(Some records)
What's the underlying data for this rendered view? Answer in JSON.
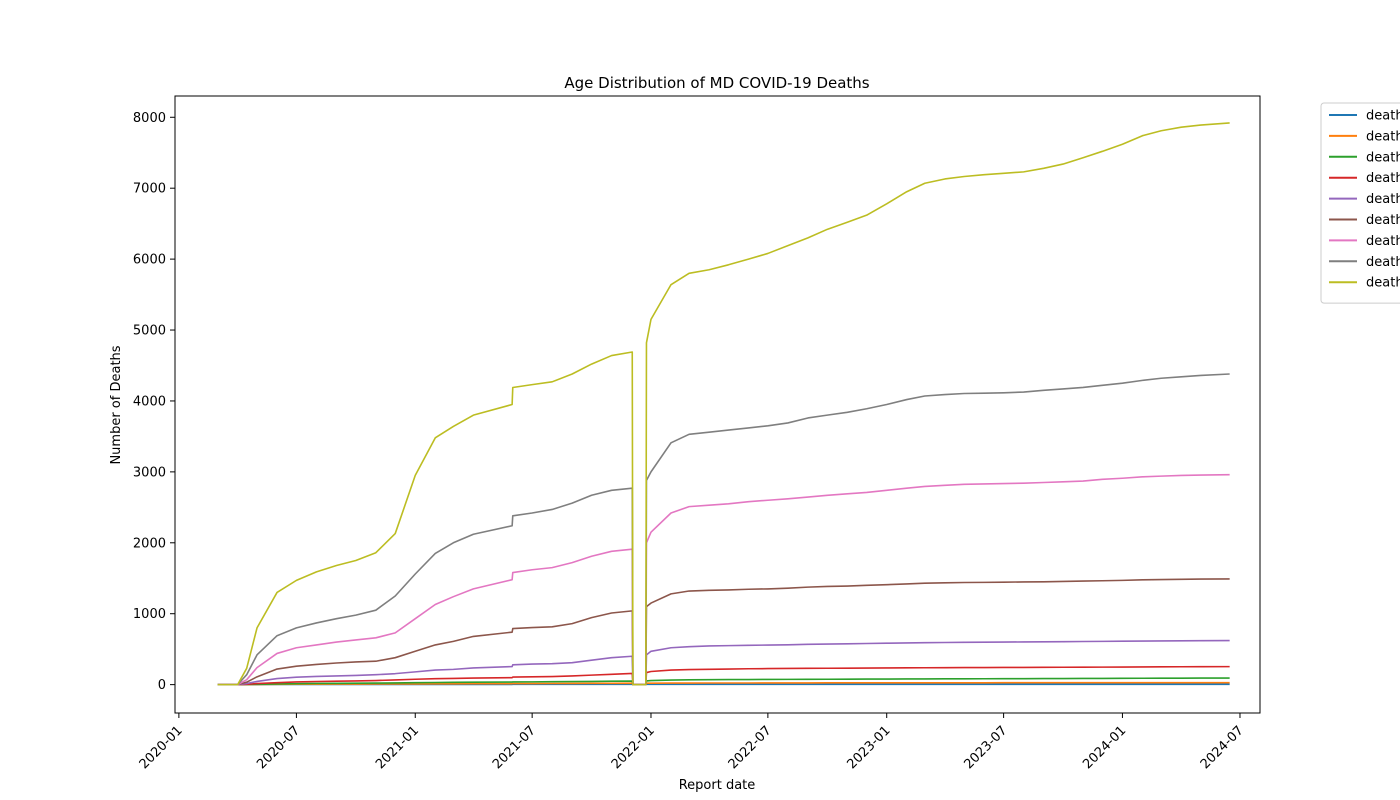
{
  "chart_data": {
    "type": "line",
    "title": "Age Distribution of MD COVID-19 Deaths",
    "xlabel": "Report date",
    "ylabel": "Number of Deaths",
    "x_ticks": [
      "2020-01",
      "2020-07",
      "2021-01",
      "2021-07",
      "2022-01",
      "2022-07",
      "2023-01",
      "2023-07",
      "2024-01",
      "2024-07"
    ],
    "y_ticks": [
      "0",
      "1000",
      "2000",
      "3000",
      "4000",
      "5000",
      "6000",
      "7000",
      "8000"
    ],
    "xlim": [
      "2019-12-26",
      "2024-08-01"
    ],
    "ylim": [
      -400,
      8300
    ],
    "grid": false,
    "legend_position": "outside upper right (clipped)",
    "x": [
      "2020-03-01",
      "2020-04-01",
      "2020-04-15",
      "2020-05-01",
      "2020-06-01",
      "2020-07-01",
      "2020-08-01",
      "2020-09-01",
      "2020-10-01",
      "2020-11-01",
      "2020-12-01",
      "2021-01-01",
      "2021-02-01",
      "2021-03-01",
      "2021-04-01",
      "2021-05-31",
      "2021-06-01",
      "2021-07-01",
      "2021-08-01",
      "2021-09-01",
      "2021-10-01",
      "2021-11-01",
      "2021-12-03",
      "2021-12-04",
      "2021-12-24",
      "2021-12-25",
      "2022-01-01",
      "2022-02-01",
      "2022-03-01",
      "2022-04-01",
      "2022-05-01",
      "2022-06-01",
      "2022-07-01",
      "2022-08-01",
      "2022-09-01",
      "2022-10-01",
      "2022-11-01",
      "2022-12-01",
      "2023-01-01",
      "2023-02-01",
      "2023-03-01",
      "2023-04-01",
      "2023-05-01",
      "2023-06-01",
      "2023-07-01",
      "2023-08-01",
      "2023-09-01",
      "2023-10-01",
      "2023-11-01",
      "2023-12-01",
      "2024-01-01",
      "2024-02-01",
      "2024-03-01",
      "2024-04-01",
      "2024-05-01",
      "2024-06-15"
    ],
    "series": [
      {
        "name": "death",
        "color": "#1f77b4",
        "values": [
          0,
          0,
          1,
          1,
          2,
          2,
          2,
          2,
          2,
          3,
          3,
          3,
          3,
          3,
          3,
          3,
          4,
          4,
          4,
          4,
          4,
          4,
          4,
          0,
          0,
          4,
          4,
          4,
          4,
          4,
          4,
          4,
          4,
          4,
          4,
          4,
          4,
          4,
          4,
          5,
          5,
          5,
          5,
          5,
          5,
          5,
          5,
          5,
          5,
          5,
          5,
          5,
          5,
          5,
          5,
          5
        ]
      },
      {
        "name": "death",
        "color": "#ff7f0e",
        "values": [
          0,
          0,
          1,
          2,
          4,
          6,
          7,
          8,
          8,
          9,
          9,
          10,
          11,
          12,
          13,
          14,
          15,
          15,
          16,
          17,
          18,
          19,
          20,
          0,
          0,
          20,
          21,
          22,
          22,
          23,
          23,
          23,
          24,
          24,
          24,
          25,
          25,
          25,
          25,
          26,
          26,
          26,
          26,
          26,
          27,
          27,
          27,
          27,
          27,
          28,
          28,
          28,
          28,
          28,
          28,
          28
        ]
      },
      {
        "name": "death",
        "color": "#2ca02c",
        "values": [
          0,
          0,
          2,
          5,
          10,
          14,
          17,
          19,
          20,
          22,
          24,
          27,
          30,
          32,
          34,
          36,
          38,
          39,
          41,
          43,
          45,
          48,
          50,
          0,
          0,
          52,
          58,
          65,
          68,
          70,
          71,
          72,
          73,
          74,
          75,
          76,
          77,
          78,
          79,
          80,
          81,
          82,
          82,
          83,
          84,
          84,
          85,
          86,
          87,
          88,
          89,
          90,
          91,
          91,
          92,
          92
        ]
      },
      {
        "name": "death",
        "color": "#d62728",
        "values": [
          0,
          0,
          5,
          15,
          28,
          38,
          44,
          48,
          52,
          58,
          66,
          76,
          84,
          88,
          92,
          98,
          106,
          110,
          114,
          122,
          134,
          146,
          158,
          0,
          0,
          170,
          185,
          205,
          212,
          216,
          220,
          224,
          226,
          228,
          230,
          231,
          232,
          233,
          235,
          237,
          238,
          239,
          240,
          241,
          242,
          243,
          244,
          245,
          246,
          247,
          248,
          250,
          251,
          252,
          253,
          254
        ]
      },
      {
        "name": "death",
        "color": "#9467bd",
        "values": [
          0,
          0,
          15,
          45,
          85,
          105,
          115,
          122,
          130,
          140,
          155,
          180,
          205,
          215,
          235,
          255,
          280,
          290,
          295,
          310,
          345,
          380,
          400,
          0,
          0,
          420,
          470,
          520,
          535,
          545,
          550,
          555,
          558,
          562,
          568,
          572,
          576,
          580,
          584,
          588,
          592,
          594,
          596,
          598,
          600,
          602,
          604,
          606,
          608,
          610,
          612,
          614,
          616,
          618,
          620,
          622
        ]
      },
      {
        "name": "death",
        "color": "#8c564b",
        "values": [
          0,
          0,
          35,
          110,
          220,
          260,
          285,
          305,
          320,
          330,
          380,
          470,
          560,
          610,
          680,
          740,
          790,
          805,
          815,
          860,
          945,
          1010,
          1040,
          0,
          0,
          1100,
          1150,
          1280,
          1320,
          1330,
          1335,
          1345,
          1350,
          1360,
          1375,
          1385,
          1390,
          1400,
          1410,
          1420,
          1430,
          1435,
          1440,
          1442,
          1445,
          1448,
          1450,
          1455,
          1460,
          1465,
          1470,
          1478,
          1482,
          1485,
          1488,
          1490
        ]
      },
      {
        "name": "death",
        "color": "#e377c2",
        "values": [
          0,
          0,
          70,
          240,
          440,
          520,
          560,
          600,
          630,
          660,
          730,
          930,
          1130,
          1240,
          1350,
          1480,
          1580,
          1620,
          1650,
          1720,
          1810,
          1880,
          1910,
          0,
          0,
          2000,
          2150,
          2420,
          2510,
          2530,
          2550,
          2580,
          2600,
          2620,
          2645,
          2670,
          2690,
          2710,
          2740,
          2770,
          2795,
          2810,
          2825,
          2830,
          2835,
          2840,
          2850,
          2860,
          2870,
          2895,
          2910,
          2930,
          2940,
          2950,
          2955,
          2960
        ]
      },
      {
        "name": "death",
        "color": "#7f7f7f",
        "values": [
          0,
          0,
          140,
          420,
          690,
          800,
          870,
          930,
          980,
          1050,
          1250,
          1560,
          1850,
          2000,
          2120,
          2240,
          2380,
          2420,
          2470,
          2560,
          2670,
          2740,
          2770,
          0,
          0,
          2880,
          3000,
          3410,
          3530,
          3560,
          3590,
          3620,
          3650,
          3690,
          3760,
          3800,
          3840,
          3890,
          3950,
          4020,
          4070,
          4090,
          4105,
          4110,
          4115,
          4125,
          4150,
          4170,
          4190,
          4220,
          4250,
          4290,
          4320,
          4340,
          4360,
          4380
        ]
      },
      {
        "name": "death",
        "color": "#bcbd22",
        "values": [
          0,
          0,
          230,
          800,
          1300,
          1470,
          1590,
          1680,
          1750,
          1860,
          2130,
          2950,
          3480,
          3640,
          3800,
          3950,
          4190,
          4230,
          4270,
          4380,
          4520,
          4640,
          4690,
          0,
          0,
          4820,
          5150,
          5640,
          5800,
          5850,
          5920,
          6000,
          6080,
          6190,
          6300,
          6420,
          6520,
          6620,
          6780,
          6950,
          7070,
          7130,
          7165,
          7190,
          7210,
          7230,
          7280,
          7340,
          7430,
          7520,
          7620,
          7740,
          7810,
          7860,
          7890,
          7920
        ]
      }
    ]
  }
}
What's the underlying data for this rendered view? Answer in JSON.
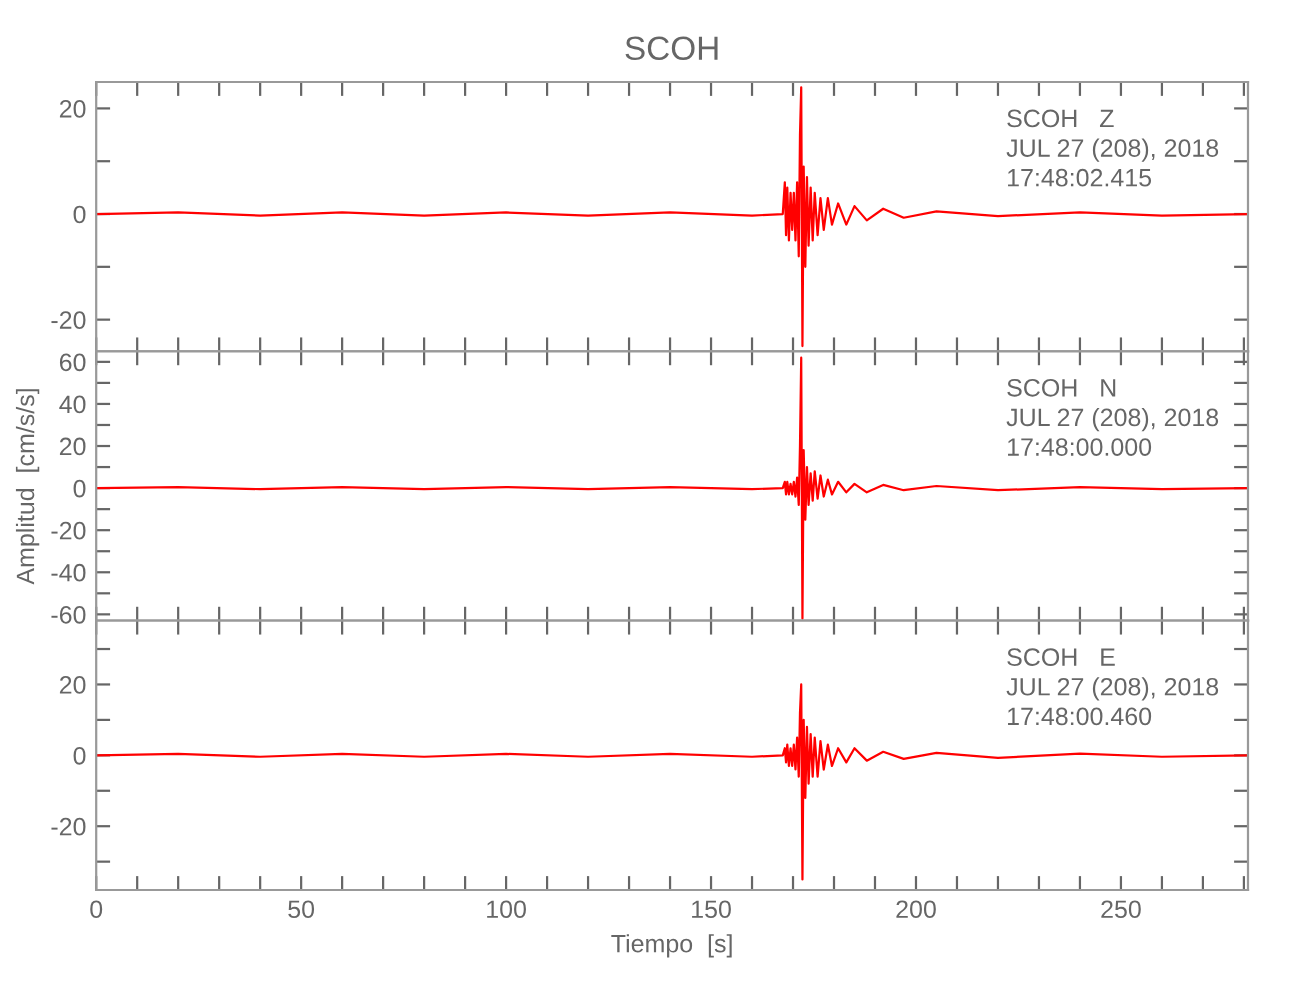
{
  "chart_data": [
    {
      "type": "line",
      "title": "SCOH",
      "annotations": [
        "SCOH   Z",
        "JUL 27 (208), 2018",
        "17:48:02.415"
      ],
      "tick_labels": "y",
      "grid": false,
      "xlim": [
        0,
        281
      ],
      "xticks": [
        0,
        {
          "value": 10,
          "label": null
        },
        {
          "value": 20,
          "label": null
        },
        {
          "value": 30,
          "label": null
        },
        {
          "value": 40,
          "label": null
        },
        50,
        {
          "value": 60,
          "label": null
        },
        {
          "value": 70,
          "label": null
        },
        {
          "value": 80,
          "label": null
        },
        {
          "value": 90,
          "label": null
        },
        100,
        {
          "value": 110,
          "label": null
        },
        {
          "value": 120,
          "label": null
        },
        {
          "value": 130,
          "label": null
        },
        {
          "value": 140,
          "label": null
        },
        150,
        {
          "value": 160,
          "label": null
        },
        {
          "value": 170,
          "label": null
        },
        {
          "value": 180,
          "label": null
        },
        {
          "value": 190,
          "label": null
        },
        200,
        {
          "value": 210,
          "label": null
        },
        {
          "value": 220,
          "label": null
        },
        {
          "value": 230,
          "label": null
        },
        {
          "value": 240,
          "label": null
        },
        250,
        {
          "value": 260,
          "label": null
        },
        {
          "value": 270,
          "label": null
        },
        {
          "value": 280,
          "label": null
        }
      ],
      "ylim": [
        -26,
        25
      ],
      "yticks": [
        -20,
        {
          "value": -10,
          "label": null
        },
        0,
        {
          "value": 10,
          "label": null
        },
        20
      ],
      "x": [
        0,
        20,
        40,
        60,
        80,
        100,
        120,
        140,
        160,
        167.5,
        168,
        168.3,
        168.6,
        169,
        169.4,
        169.8,
        170.2,
        170.6,
        171,
        171.4,
        171.7,
        172,
        172.3,
        172.6,
        173,
        173.4,
        173.8,
        174.3,
        174.8,
        175.3,
        176,
        176.7,
        177.5,
        178.5,
        179.5,
        181,
        183,
        185,
        188,
        192,
        197,
        205,
        220,
        240,
        260,
        281
      ],
      "series": [
        {
          "color": "#ff0000",
          "values": [
            0,
            0.3,
            -0.3,
            0.3,
            -0.3,
            0.3,
            -0.3,
            0.3,
            -0.3,
            0,
            6,
            -4,
            5,
            -5,
            4,
            -3,
            4,
            -5,
            6,
            -8,
            15,
            24,
            -25,
            9,
            -10,
            7,
            -6,
            5,
            -5,
            4,
            -4,
            3,
            -3,
            3,
            -2,
            2,
            -2,
            1.5,
            -1.2,
            1,
            -0.7,
            0.5,
            -0.4,
            0.3,
            -0.3,
            0
          ]
        }
      ]
    },
    {
      "type": "line",
      "ylabel": "Amplitud  [cm/s/s]",
      "annotations": [
        "SCOH   N",
        "JUL 27 (208), 2018",
        "17:48:00.000"
      ],
      "tick_labels": "y",
      "grid": false,
      "xlim": [
        0,
        281
      ],
      "xticks": [
        0,
        {
          "value": 10,
          "label": null
        },
        {
          "value": 20,
          "label": null
        },
        {
          "value": 30,
          "label": null
        },
        {
          "value": 40,
          "label": null
        },
        50,
        {
          "value": 60,
          "label": null
        },
        {
          "value": 70,
          "label": null
        },
        {
          "value": 80,
          "label": null
        },
        {
          "value": 90,
          "label": null
        },
        100,
        {
          "value": 110,
          "label": null
        },
        {
          "value": 120,
          "label": null
        },
        {
          "value": 130,
          "label": null
        },
        {
          "value": 140,
          "label": null
        },
        150,
        {
          "value": 160,
          "label": null
        },
        {
          "value": 170,
          "label": null
        },
        {
          "value": 180,
          "label": null
        },
        {
          "value": 190,
          "label": null
        },
        200,
        {
          "value": 210,
          "label": null
        },
        {
          "value": 220,
          "label": null
        },
        {
          "value": 230,
          "label": null
        },
        {
          "value": 240,
          "label": null
        },
        250,
        {
          "value": 260,
          "label": null
        },
        {
          "value": 270,
          "label": null
        },
        {
          "value": 280,
          "label": null
        }
      ],
      "ylim": [
        -63,
        65
      ],
      "yticks": [
        -60,
        {
          "value": -50,
          "label": null
        },
        -40,
        {
          "value": -30,
          "label": null
        },
        -20,
        {
          "value": -10,
          "label": null
        },
        0,
        {
          "value": 10,
          "label": null
        },
        20,
        {
          "value": 30,
          "label": null
        },
        40,
        {
          "value": 50,
          "label": null
        },
        60
      ],
      "x": [
        0,
        20,
        40,
        60,
        80,
        100,
        120,
        140,
        160,
        167.5,
        168,
        168.3,
        168.6,
        169,
        169.4,
        169.8,
        170.2,
        170.6,
        171,
        171.4,
        171.7,
        172,
        172.3,
        172.6,
        173,
        173.4,
        173.8,
        174.3,
        174.8,
        175.3,
        176,
        176.7,
        177.5,
        178.5,
        179.5,
        181,
        183,
        185,
        188,
        192,
        197,
        205,
        220,
        240,
        260,
        281
      ],
      "series": [
        {
          "color": "#ff0000",
          "values": [
            0,
            0.5,
            -0.5,
            0.5,
            -0.5,
            0.5,
            -0.5,
            0.5,
            -0.5,
            0,
            3,
            -3,
            3,
            -3,
            2,
            -3,
            3,
            -4,
            5,
            -8,
            20,
            62,
            -62,
            18,
            -15,
            10,
            -8,
            7,
            -6,
            8,
            -5,
            6,
            -4,
            4,
            -3,
            3,
            -2,
            2,
            -2,
            1.5,
            -1,
            1,
            -1,
            0.5,
            -0.5,
            0
          ]
        }
      ]
    },
    {
      "type": "line",
      "xlabel": "Tiempo  [s]",
      "annotations": [
        "SCOH   E",
        "JUL 27 (208), 2018",
        "17:48:00.460"
      ],
      "grid": false,
      "xlim": [
        0,
        281
      ],
      "xticks": [
        0,
        {
          "value": 10,
          "label": null
        },
        {
          "value": 20,
          "label": null
        },
        {
          "value": 30,
          "label": null
        },
        {
          "value": 40,
          "label": null
        },
        50,
        {
          "value": 60,
          "label": null
        },
        {
          "value": 70,
          "label": null
        },
        {
          "value": 80,
          "label": null
        },
        {
          "value": 90,
          "label": null
        },
        100,
        {
          "value": 110,
          "label": null
        },
        {
          "value": 120,
          "label": null
        },
        {
          "value": 130,
          "label": null
        },
        {
          "value": 140,
          "label": null
        },
        150,
        {
          "value": 160,
          "label": null
        },
        {
          "value": 170,
          "label": null
        },
        {
          "value": 180,
          "label": null
        },
        {
          "value": 190,
          "label": null
        },
        200,
        {
          "value": 210,
          "label": null
        },
        {
          "value": 220,
          "label": null
        },
        {
          "value": 230,
          "label": null
        },
        {
          "value": 240,
          "label": null
        },
        250,
        {
          "value": 260,
          "label": null
        },
        {
          "value": 270,
          "label": null
        },
        {
          "value": 280,
          "label": null
        }
      ],
      "ylim": [
        -38,
        38
      ],
      "yticks": [
        {
          "value": -30,
          "label": null
        },
        -20,
        {
          "value": -10,
          "label": null
        },
        0,
        {
          "value": 10,
          "label": null
        },
        20,
        {
          "value": 30,
          "label": null
        }
      ],
      "x": [
        0,
        20,
        40,
        60,
        80,
        100,
        120,
        140,
        160,
        167.5,
        168,
        168.3,
        168.6,
        169,
        169.4,
        169.8,
        170.2,
        170.6,
        171,
        171.4,
        171.7,
        172,
        172.3,
        172.6,
        173,
        173.4,
        173.8,
        174.3,
        174.8,
        175.3,
        176,
        176.7,
        177.5,
        178.5,
        179.5,
        181,
        183,
        185,
        188,
        192,
        197,
        205,
        220,
        240,
        260,
        281
      ],
      "series": [
        {
          "color": "#ff0000",
          "values": [
            0,
            0.4,
            -0.4,
            0.4,
            -0.4,
            0.4,
            -0.4,
            0.4,
            -0.4,
            0,
            2,
            -2,
            3,
            -3,
            2,
            -3,
            3,
            -4,
            5,
            -6,
            12,
            20,
            -35,
            10,
            -12,
            8,
            -8,
            6,
            -6,
            5,
            -6,
            4,
            -4,
            3,
            -3,
            2,
            -2,
            2,
            -1.5,
            1,
            -1,
            0.7,
            -0.7,
            0.5,
            -0.4,
            0
          ]
        }
      ]
    }
  ]
}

#### WHAT THE TASK ASKS
Report how many lines of the preceding records include "Deaths". Output the number only.

#### FULL RESPONSE
2